Required work —
Find out how many lines of the material contain the string "struggled" and give only that figure.

[Collection entries]
⟨

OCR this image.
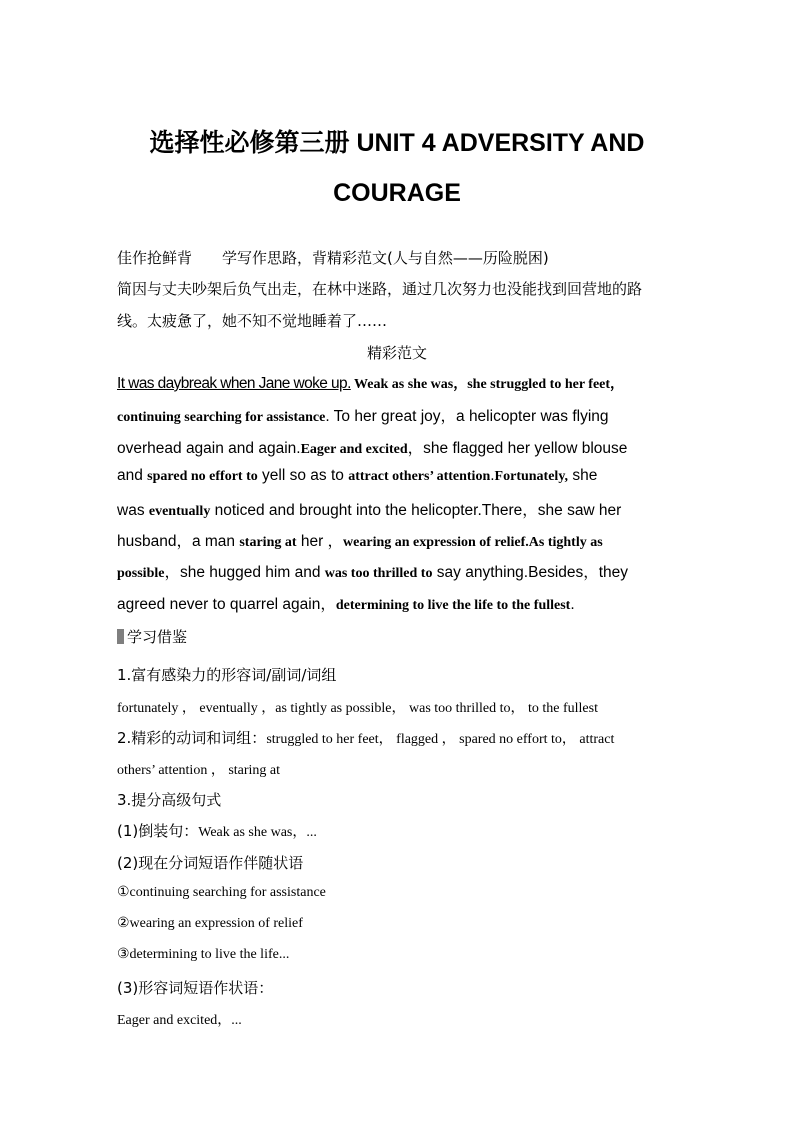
选择性必修第三册 UNIT 4 ADVERSITY AND COURAGE
佳作抢鲜背 学写作思路，背精彩范文(人与自然——历险脱困)
简因与丈夫吵架后负气出走，在林中迷路，通过几次努力也没能找到回营地的路
线。太疲惫了，她不知不觉地睡着了……
精彩范文
It was daybreak when Jane woke up. Weak as she was，she struggled to her feet，
continuing searching for assistance. To her great joy，a helicopter was flying
overhead again and again.Eager and excited，she flagged her yellow blouse
and spared no effort to yell so as to attract others’ attention.Fortunately, she
was eventually noticed and brought into the helicopter.There，she saw her
husband，a man staring at her ，wearing an expression of relief.As tightly as
possible，she hugged him and was too thrilled to say anything.Besides，they
agreed never to quarrel again，determining to live the life to the fullest.
学习借鉴
1.富有感染力的形容词/副词/词组
fortunately ， eventually ，as tightly as possible， was too thrilled to， to the fullest
2.精彩的动词和词组：struggled to her feet， flagged ， spared no effort to， attract
others’ attention ， staring at
3.提分高级句式
(1)倒装句：Weak as she was，...
(2)现在分词短语作伴随状语
①continuing searching for assistance
②wearing an expression of relief
③determining to live the life...
(3)形容词短语作状语：
Eager and excited，...
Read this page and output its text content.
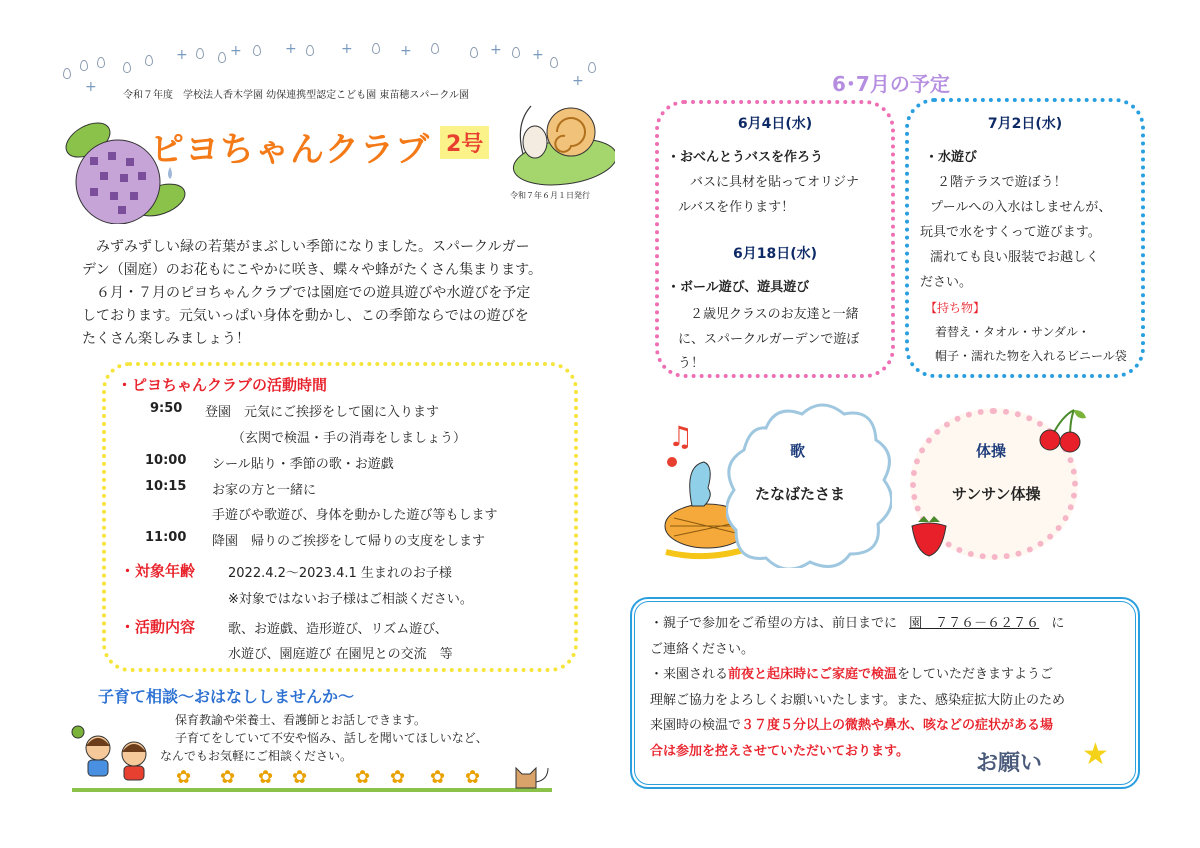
+
+	+	+	+	+	+ +
+
令和７年度　学校法人香木学園 幼保連携型認定こども園 東苗穂スパークル園
ピヨちゃんクラブ 2号
令和７年６月１日発行
　みずみずしい緑の若葉がまぶしい季節になりました。スパークルガー
デン（園庭）のお花もにこやかに咲き、蝶々や蜂がたくさん集まります。
　６月・７月のピヨちゃんクラブでは園庭での遊具遊びや水遊びを予定
しております。元気いっぱい身体を動かし、この季節ならではの遊びを
たくさん楽しみましょう！
・ピヨちゃんクラブの活動時間
9:50 登園　元気にご挨拶をして園に入ります
（玄関で検温・手の消毒をしましょう）
10:00 シール貼り・季節の歌・お遊戯
10:15 お家の方と一緒に
手遊びや歌遊び、身体を動かした遊び等もします
11:00 降園　帰りのご挨拶をして帰りの支度をします
・対象年齢	2022.4.2～2023.4.1 生まれのお子様
※対象ではないお子様はご相談ください。
・活動内容	歌、お遊戯、造形遊び、リズム遊び、
水遊び、園庭遊び 在園児との交流　等
子育て相談～おはなししませんか～
保育教諭や栄養士、看護師とお話しできます。
子育てをしていて不安や悩み、話しを聞いてほしいなど、
なんでもお気軽にご相談ください。
✿ ✿ ✿ ✿	✿ ✿ ✿ ✿
6･7月の予定
6月4日(水)
・おべんとうバスを作ろう
バスに具材を貼ってオリジナ
ルバスを作ります！
6月18日(水)
・ボール遊び、遊具遊び
２歳児クラスのお友達と一緒
に、スパークルガーデンで遊ぼ
う！
7月2日(水)
・水遊び
２階テラスで遊ぼう！
プールへの入水はしませんが、
玩具で水をすくって遊びます。
濡れても良い服装でお越しく
ださい。
【持ち物】
着替え・タオル・サンダル・
帽子・濡れた物を入れるビニール袋
♫	歌
たなばたさま
体操
サンサン体操
・親子で参加をご希望の方は、前日までに 園　７７６－６２７６ に
ご連絡ください。
・来園される前夜と起床時にご家庭で検温をしていただきますようご
理解ご協力をよろしくお願いいたします。また、感染症拡大防止のため
来園時の検温で３７度５分以上の微熱や鼻水、咳などの症状がある場
合は参加を控えさせていただいております。	お願い ★
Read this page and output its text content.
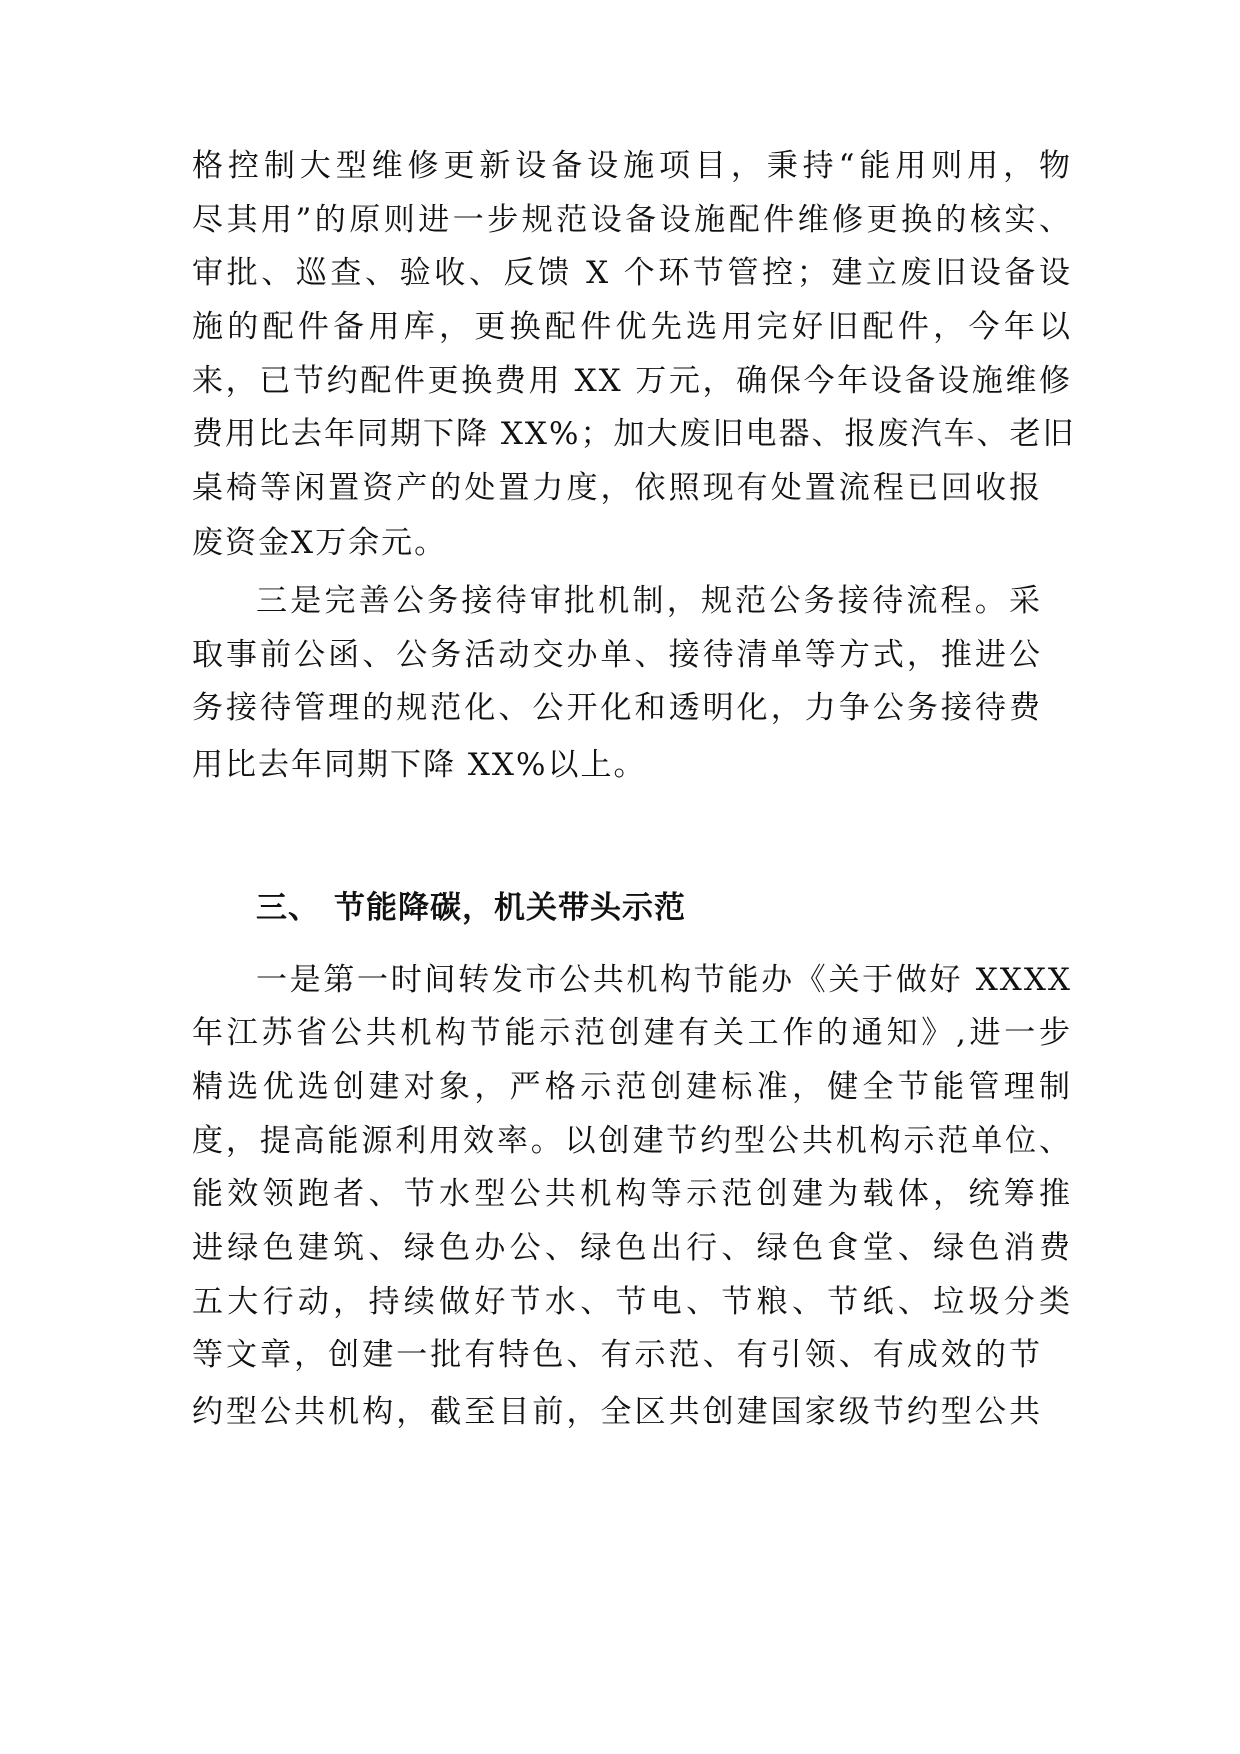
格控制大型维修更新设备设施项目，秉持“能用则用，物
尽其用”的原则进一步规范设备设施配件维修更换的核实、
审批、巡查、验收、反馈 X 个环节管控；建立废旧设备设
施的配件备用库，更换配件优先选用完好旧配件，今年以
来，已节约配件更换费用 XX 万元，确保今年设备设施维修
费用比去年同期下降 XX%；加大废旧电器、报废汽车、老旧
桌椅等闲置资产的处置力度，依照现有处置流程已回收报
废资金X万余元。
三是完善公务接待审批机制，规范公务接待流程。采
取事前公函、公务活动交办单、接待清单等方式，推进公
务接待管理的规范化、公开化和透明化，力争公务接待费
用比去年同期下降 XX%以上。
三、 节能降碳，机关带头示范
一是第一时间转发市公共机构节能办《关于做好 XXXX
年江苏省公共机构节能示范创建有关工作的通知》,进一步
精选优选创建对象，严格示范创建标准，健全节能管理制
度，提高能源利用效率。以创建节约型公共机构示范单位、
能效领跑者、节水型公共机构等示范创建为载体，统筹推
进绿色建筑、绿色办公、绿色出行、绿色食堂、绿色消费
五大行动，持续做好节水、节电、节粮、节纸、垃圾分类
等文章，创建一批有特色、有示范、有引领、有成效的节
约型公共机构，截至目前，全区共创建国家级节约型公共
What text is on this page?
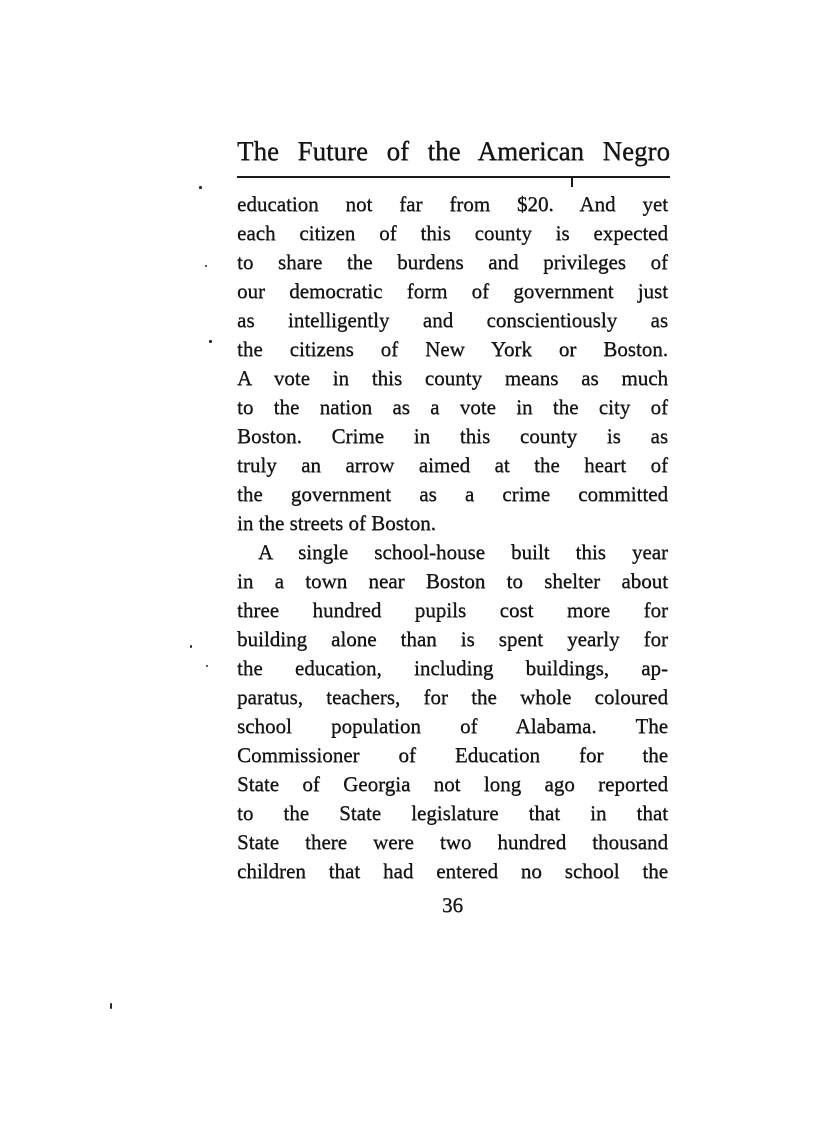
The Future of the American Negro
education not far from $20. And yet
each citizen of this county is expected
to share the burdens and privileges of
our democratic form of government just
as intelligently and conscientiously as
the citizens of New York or Boston.
A vote in this county means as much
to the nation as a vote in the city of
Boston. Crime in this county is as
truly an arrow aimed at the heart of
the government as a crime committed
in the streets of Boston.
A single school-house built this year
in a town near Boston to shelter about
three hundred pupils cost more for
building alone than is spent yearly for
the education, including buildings, ap-
paratus, teachers, for the whole coloured
school population of Alabama. The
Commissioner of Education for the
State of Georgia not long ago reported
to the State legislature that in that
State there were two hundred thousand
children that had entered no school the
36
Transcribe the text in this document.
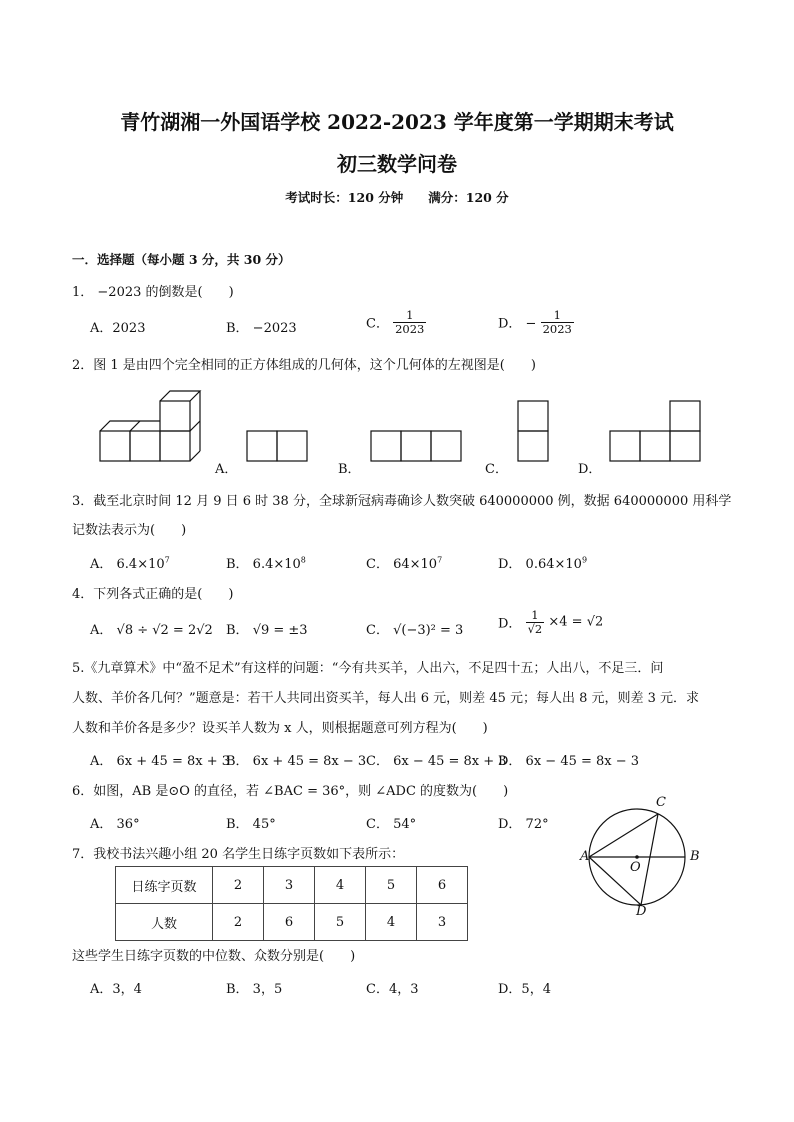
青竹湖湘一外国语学校 2022-2023 学年度第一学期期末考试
初三数学问卷
考试时长：120 分钟　　满分：120 分
一．选择题（每小题 3 分，共 30 分）
1． −2023 的倒数是(　　)
A．2023	B． −2023	C． $\frac{1}{2023}$	D． − $\frac{1}{2023}$
2．图 1 是由四个完全相同的正方体组成的几何体，这个几何体的左视图是(　　)
A．	B．	C．	D．
3．截至北京时间 12 月 9 日 6 时 38 分，全球新冠病毒确诊人数突破 640000000 例，数据 640000000 用科学
记数法表示为(　　)
A． $6.4\times 10^7$	B． $6.4\times 10^8$	C． $64\times 10^7$	D． $0.64\times 10^9$
4．下列各式正确的是(　　)
A． √8 ÷ √2 = 2√2 B． √9 = ±3	C． √(−3)² = 3	D． $\frac{1}{√2} \times 4 = √2$
5.《九章算术》中“盈不足术”有这样的问题：“今有共买羊，人出六，不足四十五；人出八，不足三．问
人数、羊价各几何？”题意是：若干人共同出资买羊，每人出 6 元，则差 45 元；每人出 8 元，则差 3 元．求
人数和羊价各是多少？设买羊人数为 x 人，则根据题意可列方程为(　　)
A． 6x + 45 = 8x + 3
B． 6x + 45 = 8x − 3 C． 6x − 45 = 8x + 3
D． 6x − 45 = 8x − 3
6．如图，AB 是⊙O 的直径，若 ∠BAC = 36°，则 ∠ADC 的度数为(　　)
A． 36°	B． 45°	C． 54°	D． 72°
A	B
C
D
O
7．我校书法兴趣小组 20 名学生日练字页数如下表所示：
日练字页数	2	3	4	5	6
人数	2	6	5	4	3
这些学生日练字页数的中位数、众数分别是(　　)
A．3，4	B． 3，5	C．4，3	D．5，4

⟩

The result —
2